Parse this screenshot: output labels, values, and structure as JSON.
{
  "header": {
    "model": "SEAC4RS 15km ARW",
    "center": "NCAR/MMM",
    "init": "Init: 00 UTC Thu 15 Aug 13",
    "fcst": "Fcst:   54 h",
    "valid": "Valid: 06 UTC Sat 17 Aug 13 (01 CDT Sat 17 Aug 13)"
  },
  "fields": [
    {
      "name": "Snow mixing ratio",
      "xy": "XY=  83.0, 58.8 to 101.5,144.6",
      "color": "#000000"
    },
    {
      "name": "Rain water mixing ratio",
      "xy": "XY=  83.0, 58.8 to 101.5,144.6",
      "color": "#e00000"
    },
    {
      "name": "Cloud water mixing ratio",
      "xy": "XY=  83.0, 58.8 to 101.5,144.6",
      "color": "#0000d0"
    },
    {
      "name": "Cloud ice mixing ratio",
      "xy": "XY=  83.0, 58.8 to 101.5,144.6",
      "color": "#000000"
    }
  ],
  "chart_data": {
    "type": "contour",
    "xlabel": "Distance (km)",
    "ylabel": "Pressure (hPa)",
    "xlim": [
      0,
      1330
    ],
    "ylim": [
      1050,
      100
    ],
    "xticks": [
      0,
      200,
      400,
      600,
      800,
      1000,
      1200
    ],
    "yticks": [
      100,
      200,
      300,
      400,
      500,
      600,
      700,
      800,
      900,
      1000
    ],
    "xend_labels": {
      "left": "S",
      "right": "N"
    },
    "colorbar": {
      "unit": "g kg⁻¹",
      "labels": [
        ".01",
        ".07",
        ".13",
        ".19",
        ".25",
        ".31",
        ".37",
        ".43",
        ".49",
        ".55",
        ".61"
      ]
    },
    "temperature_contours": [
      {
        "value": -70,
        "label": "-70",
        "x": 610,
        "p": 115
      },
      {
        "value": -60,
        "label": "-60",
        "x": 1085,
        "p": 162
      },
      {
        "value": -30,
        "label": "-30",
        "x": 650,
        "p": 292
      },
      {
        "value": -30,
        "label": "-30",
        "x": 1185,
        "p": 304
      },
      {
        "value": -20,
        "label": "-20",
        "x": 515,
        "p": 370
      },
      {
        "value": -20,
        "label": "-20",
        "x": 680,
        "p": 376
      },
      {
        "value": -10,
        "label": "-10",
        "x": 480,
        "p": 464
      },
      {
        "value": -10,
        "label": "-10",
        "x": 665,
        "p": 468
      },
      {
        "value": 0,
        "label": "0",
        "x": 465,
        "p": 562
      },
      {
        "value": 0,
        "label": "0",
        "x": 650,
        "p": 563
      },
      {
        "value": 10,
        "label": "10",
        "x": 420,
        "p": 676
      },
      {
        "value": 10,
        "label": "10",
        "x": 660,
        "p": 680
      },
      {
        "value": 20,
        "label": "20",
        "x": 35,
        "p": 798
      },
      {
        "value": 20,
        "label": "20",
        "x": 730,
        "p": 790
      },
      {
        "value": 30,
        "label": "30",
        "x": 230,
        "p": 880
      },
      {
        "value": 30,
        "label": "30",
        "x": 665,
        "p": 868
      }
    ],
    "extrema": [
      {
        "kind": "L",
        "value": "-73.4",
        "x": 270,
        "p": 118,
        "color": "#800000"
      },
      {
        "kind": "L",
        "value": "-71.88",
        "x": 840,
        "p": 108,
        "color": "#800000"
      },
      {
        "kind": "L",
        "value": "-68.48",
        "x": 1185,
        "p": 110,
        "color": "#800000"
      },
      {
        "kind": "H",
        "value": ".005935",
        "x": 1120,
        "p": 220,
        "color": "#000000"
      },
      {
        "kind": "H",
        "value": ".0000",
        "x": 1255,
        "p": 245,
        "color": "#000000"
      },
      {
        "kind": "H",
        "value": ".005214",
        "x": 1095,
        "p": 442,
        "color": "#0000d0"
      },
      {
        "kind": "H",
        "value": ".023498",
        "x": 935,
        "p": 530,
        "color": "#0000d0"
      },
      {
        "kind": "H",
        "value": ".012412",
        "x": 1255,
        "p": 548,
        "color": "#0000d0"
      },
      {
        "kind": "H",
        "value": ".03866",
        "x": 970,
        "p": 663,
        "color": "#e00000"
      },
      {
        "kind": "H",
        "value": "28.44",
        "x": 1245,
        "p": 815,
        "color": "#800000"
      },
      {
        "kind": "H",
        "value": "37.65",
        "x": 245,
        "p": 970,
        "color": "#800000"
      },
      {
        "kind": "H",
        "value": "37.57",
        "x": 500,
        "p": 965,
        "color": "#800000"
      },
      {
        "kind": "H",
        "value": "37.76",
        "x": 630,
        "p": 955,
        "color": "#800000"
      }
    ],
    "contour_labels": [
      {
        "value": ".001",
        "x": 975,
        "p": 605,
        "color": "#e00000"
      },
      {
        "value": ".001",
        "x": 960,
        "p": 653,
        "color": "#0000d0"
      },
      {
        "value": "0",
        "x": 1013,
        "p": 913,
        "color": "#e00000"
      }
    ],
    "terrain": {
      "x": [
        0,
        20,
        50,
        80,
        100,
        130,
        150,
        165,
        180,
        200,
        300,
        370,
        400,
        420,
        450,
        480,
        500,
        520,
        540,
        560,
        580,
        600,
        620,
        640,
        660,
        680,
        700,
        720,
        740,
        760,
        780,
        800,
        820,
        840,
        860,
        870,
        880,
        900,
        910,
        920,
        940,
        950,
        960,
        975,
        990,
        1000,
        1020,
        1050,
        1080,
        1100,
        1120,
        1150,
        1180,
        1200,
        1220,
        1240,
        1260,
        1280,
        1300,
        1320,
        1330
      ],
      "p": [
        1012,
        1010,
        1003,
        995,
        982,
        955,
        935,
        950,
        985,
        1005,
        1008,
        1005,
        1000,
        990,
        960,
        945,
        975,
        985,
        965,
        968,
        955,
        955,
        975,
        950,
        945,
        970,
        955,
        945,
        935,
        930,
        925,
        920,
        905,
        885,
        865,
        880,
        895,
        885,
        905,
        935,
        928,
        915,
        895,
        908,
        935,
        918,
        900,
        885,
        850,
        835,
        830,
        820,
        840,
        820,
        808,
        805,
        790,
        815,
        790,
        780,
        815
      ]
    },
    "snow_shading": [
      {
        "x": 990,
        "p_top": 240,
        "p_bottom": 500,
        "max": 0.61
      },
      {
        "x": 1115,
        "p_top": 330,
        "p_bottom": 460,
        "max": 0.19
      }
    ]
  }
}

○ ○ ○

▶ _The task_: Each entry must be reproduced verbatim.

▶ _Written solution_:
Parse this screenshot: output labels, values, and structure as JSON.
{
  "header": {
    "model": "SEAC4RS 15km ARW",
    "center": "NCAR/MMM",
    "init": "Init: 00 UTC Thu 15 Aug 13",
    "fcst": "Fcst:   54 h",
    "valid": "Valid: 06 UTC Sat 17 Aug 13 (01 CDT Sat 17 Aug 13)"
  },
  "fields": [
    {
      "name": "Snow mixing ratio",
      "xy": "XY=  83.0, 58.8 to 101.5,144.6",
      "color": "#000000"
    },
    {
      "name": "Rain water mixing ratio",
      "xy": "XY=  83.0, 58.8 to 101.5,144.6",
      "color": "#e00000"
    },
    {
      "name": "Cloud water mixing ratio",
      "xy": "XY=  83.0, 58.8 to 101.5,144.6",
      "color": "#0000d0"
    },
    {
      "name": "Cloud ice mixing ratio",
      "xy": "XY=  83.0, 58.8 to 101.5,144.6",
      "color": "#000000"
    }
  ],
  "chart_data": {
    "type": "contour",
    "xlabel": "Distance (km)",
    "ylabel": "Pressure (hPa)",
    "xlim": [
      0,
      1330
    ],
    "ylim": [
      1050,
      100
    ],
    "xticks": [
      0,
      200,
      400,
      600,
      800,
      1000,
      1200
    ],
    "yticks": [
      100,
      200,
      300,
      400,
      500,
      600,
      700,
      800,
      900,
      1000
    ],
    "xend_labels": {
      "left": "S",
      "right": "N"
    },
    "colorbar": {
      "unit": "g kg⁻¹",
      "labels": [
        ".01",
        ".07",
        ".13",
        ".19",
        ".25",
        ".31",
        ".37",
        ".43",
        ".49",
        ".55",
        ".61"
      ]
    },
    "temperature_contours": [
      {
        "value": -70,
        "label": "-70",
        "x": 610,
        "p": 115
      },
      {
        "value": -60,
        "label": "-60",
        "x": 1085,
        "p": 162
      },
      {
        "value": -30,
        "label": "-30",
        "x": 650,
        "p": 292
      },
      {
        "value": -30,
        "label": "-30",
        "x": 1185,
        "p": 304
      },
      {
        "value": -20,
        "label": "-20",
        "x": 515,
        "p": 370
      },
      {
        "value": -20,
        "label": "-20",
        "x": 680,
        "p": 376
      },
      {
        "value": -10,
        "label": "-10",
        "x": 480,
        "p": 464
      },
      {
        "value": -10,
        "label": "-10",
        "x": 665,
        "p": 468
      },
      {
        "value": 0,
        "label": "0",
        "x": 465,
        "p": 562
      },
      {
        "value": 0,
        "label": "0",
        "x": 650,
        "p": 563
      },
      {
        "value": 10,
        "label": "10",
        "x": 420,
        "p": 676
      },
      {
        "value": 10,
        "label": "10",
        "x": 660,
        "p": 680
      },
      {
        "value": 20,
        "label": "20",
        "x": 35,
        "p": 798
      },
      {
        "value": 20,
        "label": "20",
        "x": 730,
        "p": 790
      },
      {
        "value": 30,
        "label": "30",
        "x": 230,
        "p": 880
      },
      {
        "value": 30,
        "label": "30",
        "x": 665,
        "p": 868
      }
    ],
    "extrema": [
      {
        "kind": "L",
        "value": "-73.4",
        "x": 270,
        "p": 118,
        "color": "#800000"
      },
      {
        "kind": "L",
        "value": "-71.88",
        "x": 840,
        "p": 108,
        "color": "#800000"
      },
      {
        "kind": "L",
        "value": "-68.48",
        "x": 1185,
        "p": 110,
        "color": "#800000"
      },
      {
        "kind": "H",
        "value": ".005935",
        "x": 1120,
        "p": 220,
        "color": "#000000"
      },
      {
        "kind": "H",
        "value": ".0000",
        "x": 1255,
        "p": 245,
        "color": "#000000"
      },
      {
        "kind": "H",
        "value": ".005214",
        "x": 1095,
        "p": 442,
        "color": "#0000d0"
      },
      {
        "kind": "H",
        "value": ".023498",
        "x": 935,
        "p": 530,
        "color": "#0000d0"
      },
      {
        "kind": "H",
        "value": ".012412",
        "x": 1255,
        "p": 548,
        "color": "#0000d0"
      },
      {
        "kind": "H",
        "value": ".03866",
        "x": 970,
        "p": 663,
        "color": "#e00000"
      },
      {
        "kind": "H",
        "value": "28.44",
        "x": 1245,
        "p": 815,
        "color": "#800000"
      },
      {
        "kind": "H",
        "value": "37.65",
        "x": 245,
        "p": 970,
        "color": "#800000"
      },
      {
        "kind": "H",
        "value": "37.57",
        "x": 500,
        "p": 965,
        "color": "#800000"
      },
      {
        "kind": "H",
        "value": "37.76",
        "x": 630,
        "p": 955,
        "color": "#800000"
      }
    ],
    "contour_labels": [
      {
        "value": ".001",
        "x": 975,
        "p": 605,
        "color": "#e00000"
      },
      {
        "value": ".001",
        "x": 960,
        "p": 653,
        "color": "#0000d0"
      },
      {
        "value": "0",
        "x": 1013,
        "p": 913,
        "color": "#e00000"
      }
    ],
    "terrain": {
      "x": [
        0,
        20,
        50,
        80,
        100,
        130,
        150,
        165,
        180,
        200,
        300,
        370,
        400,
        420,
        450,
        480,
        500,
        520,
        540,
        560,
        580,
        600,
        620,
        640,
        660,
        680,
        700,
        720,
        740,
        760,
        780,
        800,
        820,
        840,
        860,
        870,
        880,
        900,
        910,
        920,
        940,
        950,
        960,
        975,
        990,
        1000,
        1020,
        1050,
        1080,
        1100,
        1120,
        1150,
        1180,
        1200,
        1220,
        1240,
        1260,
        1280,
        1300,
        1320,
        1330
      ],
      "p": [
        1012,
        1010,
        1003,
        995,
        982,
        955,
        935,
        950,
        985,
        1005,
        1008,
        1005,
        1000,
        990,
        960,
        945,
        975,
        985,
        965,
        968,
        955,
        955,
        975,
        950,
        945,
        970,
        955,
        945,
        935,
        930,
        925,
        920,
        905,
        885,
        865,
        880,
        895,
        885,
        905,
        935,
        928,
        915,
        895,
        908,
        935,
        918,
        900,
        885,
        850,
        835,
        830,
        820,
        840,
        820,
        808,
        805,
        790,
        815,
        790,
        780,
        815
      ]
    },
    "snow_shading": [
      {
        "x": 990,
        "p_top": 240,
        "p_bottom": 500,
        "max": 0.61
      },
      {
        "x": 1115,
        "p_top": 330,
        "p_bottom": 460,
        "max": 0.19
      }
    ]
  }
}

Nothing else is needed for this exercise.